Abstract
Betweenness Centrality (BC) has proven to be a fundamental metric in many domains to identify the components (nodes) of a system modelled as a graph that are mostly traversed by information flows thus being critical to the proper functioning of the system itself. In the transportation domain, the metric has been mainly adopted to discover topological bottlenecks of the physical infrastructure composed of roads or railways. The adoption of this metric to study the evolution of transportation networks that take into account also the dynamic conditions of traffic is in its infancy mainly due to the high computation time needed to compute BC in large dynamic graphs. This paper explores the adoption of dynamic BC, i.e., BC computed on dynamic large-scale graphs, modeling road networks and the related vehicular traffic, and proposes the adoption of a fast algorithm for ahead monitoring of transportation networks by computing approximated BC values under time constraints. The experimental analysis proves that, with a bounded and tolerable approximation, the algorithm computes BC on very large dynamically weighted graphs in a significantly shorter time if compared with exact computation. Moreover, since the proposed algorithm can be tuned for an ideal trade-off between performance and accuracy, our solution paves the way to quasi real-time monitoring of highly dynamic networks providing anticipated information about possible congested or vulnerable areas. Such knowledge can be exploited by travel assistance services or intelligent traffic control systems to perform informed re-routing and therefore enhance network resilience in smart cities.
^^^^
** What the exercise asks **
Answer these questions from the abstract:
1. In the transportation domain, what has the metric mainly been used to discover?
2. What is the main reason its use in studying evolving transportation networks is still in its infancy?
3. Which services or systems could use the anticipated information about congested or vulnerable areas?
^^^^
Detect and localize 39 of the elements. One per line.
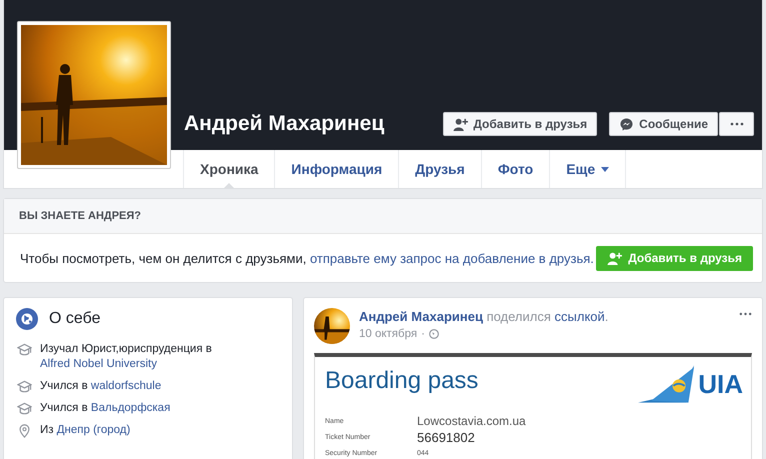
message-button[interactable]: Сообщение: [609, 112, 718, 136]
add-friend-button[interactable]: Добавить в друзья: [443, 112, 598, 136]
about-entry: Из Днепр (город): [40, 423, 130, 438]
boarding-pass-title: Boarding pass: [325, 367, 478, 395]
graduation-cap-icon: [17, 343, 32, 357]
field-value: Lowcostavia.com.ua: [417, 414, 526, 428]
shared-link[interactable]: ссылкой: [554, 309, 605, 324]
about-link[interactable]: Днепр (город): [56, 424, 130, 436]
author-link[interactable]: Андрей Махаринец: [359, 309, 483, 324]
graduation-cap-icon: [17, 380, 32, 394]
messenger-icon: [619, 118, 634, 130]
about-link[interactable]: Alfred Nobel University: [40, 358, 157, 370]
profile-tab[interactable]: Фото: [480, 150, 550, 188]
section-title: О себе: [49, 310, 100, 328]
about-entry: Учился в waldorfschule: [40, 379, 162, 394]
more-icon: [730, 122, 744, 126]
airline-tail-icon: [638, 365, 694, 403]
field-value: 56691802: [417, 430, 475, 444]
about-link[interactable]: Вальдорфская: [90, 402, 170, 414]
about-link[interactable]: waldorfschule: [90, 380, 162, 392]
friend-request-link[interactable]: отправьте ему запрос на добавление в друзья.: [310, 250, 594, 266]
profile-tab[interactable]: Еще: [549, 150, 626, 188]
location-pin-icon: [17, 424, 32, 438]
post-header-text: Андрей Махаринец поделился ссылкой.: [359, 309, 610, 324]
profile-name: Андрей Махаринец: [184, 112, 384, 137]
profile-tab[interactable]: Хроника: [183, 150, 274, 188]
about-entry: Изучал Юрист,юриспруденция в Alfred Nobel University: [40, 342, 213, 372]
about-entry: Учился в Вальдорфская: [40, 401, 170, 416]
graduation-cap-icon: [17, 402, 32, 416]
more-icon[interactable]: [739, 312, 752, 316]
card-title: ВЫ ЗНАЕТЕ АНДРЕЯ?: [19, 210, 142, 222]
add-person-icon: [607, 252, 622, 264]
profile-tab[interactable]: Информация: [274, 150, 398, 188]
profile-tab[interactable]: Друзья: [398, 150, 481, 188]
friend-request-text: Чтобы посмотреть, чем он делится с друзьями, отправьте ему запрос на добавление в друзья.: [20, 250, 594, 266]
airline-logo-text: UIA: [698, 368, 743, 400]
add-person-icon: [453, 118, 468, 130]
separator-dot: ·: [421, 328, 425, 340]
post-date: 10 октября: [359, 328, 418, 340]
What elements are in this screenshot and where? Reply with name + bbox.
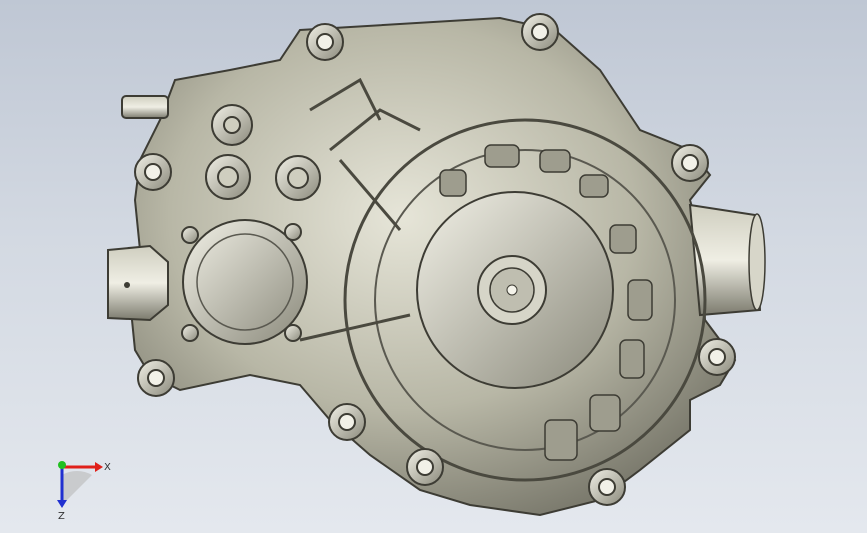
breather-pipe <box>121 95 169 119</box>
electrical-connector <box>107 244 169 322</box>
x-axis-label: X <box>104 462 111 473</box>
gearbox-housing-model[interactable] <box>0 0 867 533</box>
connector-pin <box>124 282 130 288</box>
x-axis-arrowhead <box>95 462 103 472</box>
graphics-viewport[interactable]: X Z <box>0 0 867 533</box>
z-axis-arrowhead <box>57 500 67 508</box>
coordinate-triad: X Z <box>57 461 111 522</box>
y-axis-dot <box>58 461 66 469</box>
z-axis-label: Z <box>58 511 65 522</box>
center-pin <box>506 284 518 296</box>
triad-plane-shade <box>62 470 92 505</box>
output-tube-end <box>748 213 766 311</box>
^^^^
** Written answer **
1. Topological bottlenecks of the physical infrastructure composed of roads or railways.
2. The high computation time needed to compute BC in large dynamic graphs.
3. Travel assistance services or intelligent traffic control systems.